* GOAL OF THE EXERCISE:
Find the word "such" in the material below and gather every line that contains it.

* RECORDS FOR THE TASK:
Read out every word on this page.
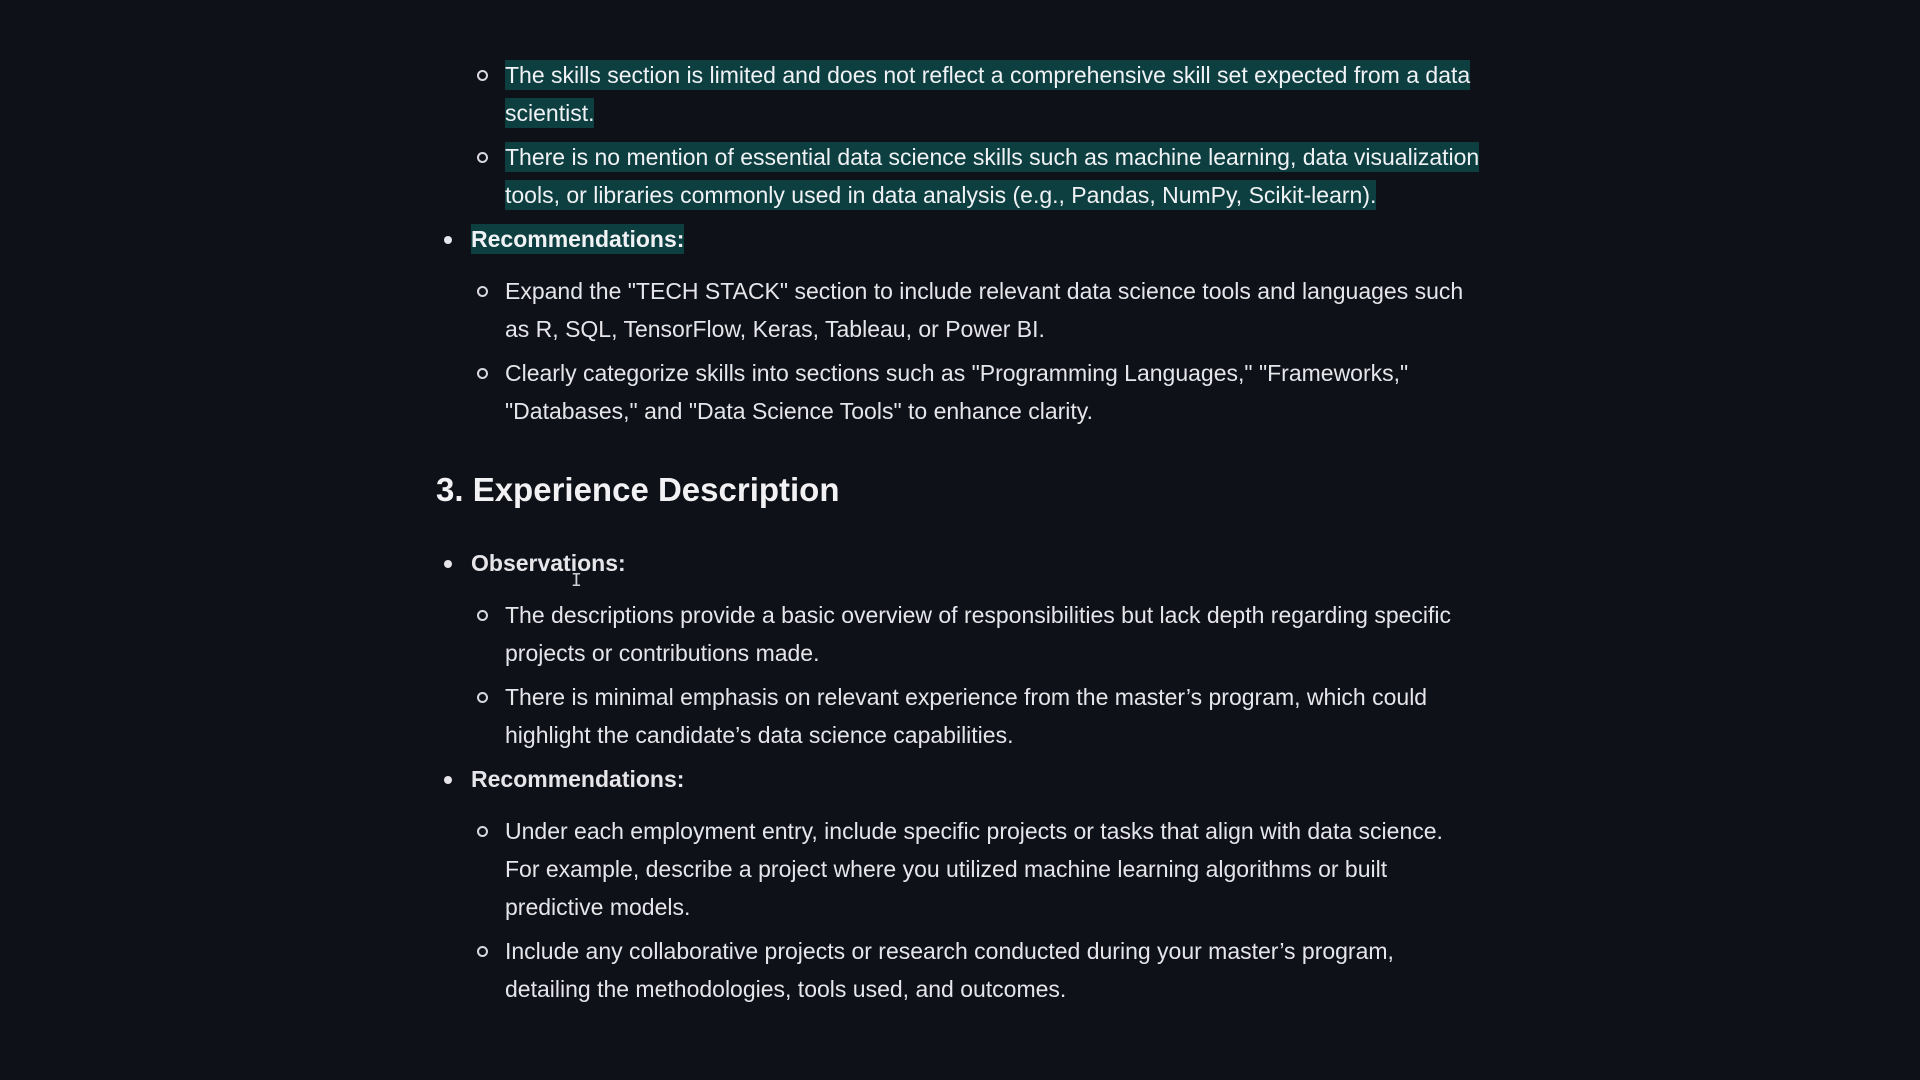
The skills section is limited and does not reflect a comprehensive skill set expected from a data scientist.
There is no mention of essential data science skills such as machine learning, data visualization tools, or libraries commonly used in data analysis (e.g., Pandas, NumPy, Scikit-learn).
Recommendations:
Expand the "TECH STACK" section to include relevant data science tools and languages such as R, SQL, TensorFlow, Keras, Tableau, or Power BI.
Clearly categorize skills into sections such as "Programming Languages," "Frameworks," "Databases," and "Data Science Tools" to enhance clarity.
3. Experience Description
Observations:
The descriptions provide a basic overview of responsibilities but lack depth regarding specific projects or contributions made.
There is minimal emphasis on relevant experience from the master’s program, which could highlight the candidate’s data science capabilities.
Recommendations:
Under each employment entry, include specific projects or tasks that align with data science. For example, describe a project where you utilized machine learning algorithms or built predictive models.
Include any collaborative projects or research conducted during your master’s program, detailing the methodologies, tools used, and outcomes.
I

* OUTPUT OF THE EXERCISE:
There is no mention of essential data science skills such as machine learning, data visualization tools, or libraries commonly used in data analysis (e.g., Pandas, NumPy, Scikit-learn).
Expand the "TECH STACK" section to include relevant data science tools and languages such as R, SQL, TensorFlow, Keras, Tableau, or Power BI.
Clearly categorize skills into sections such as "Programming Languages," "Frameworks," "Databases," and "Data Science Tools" to enhance clarity.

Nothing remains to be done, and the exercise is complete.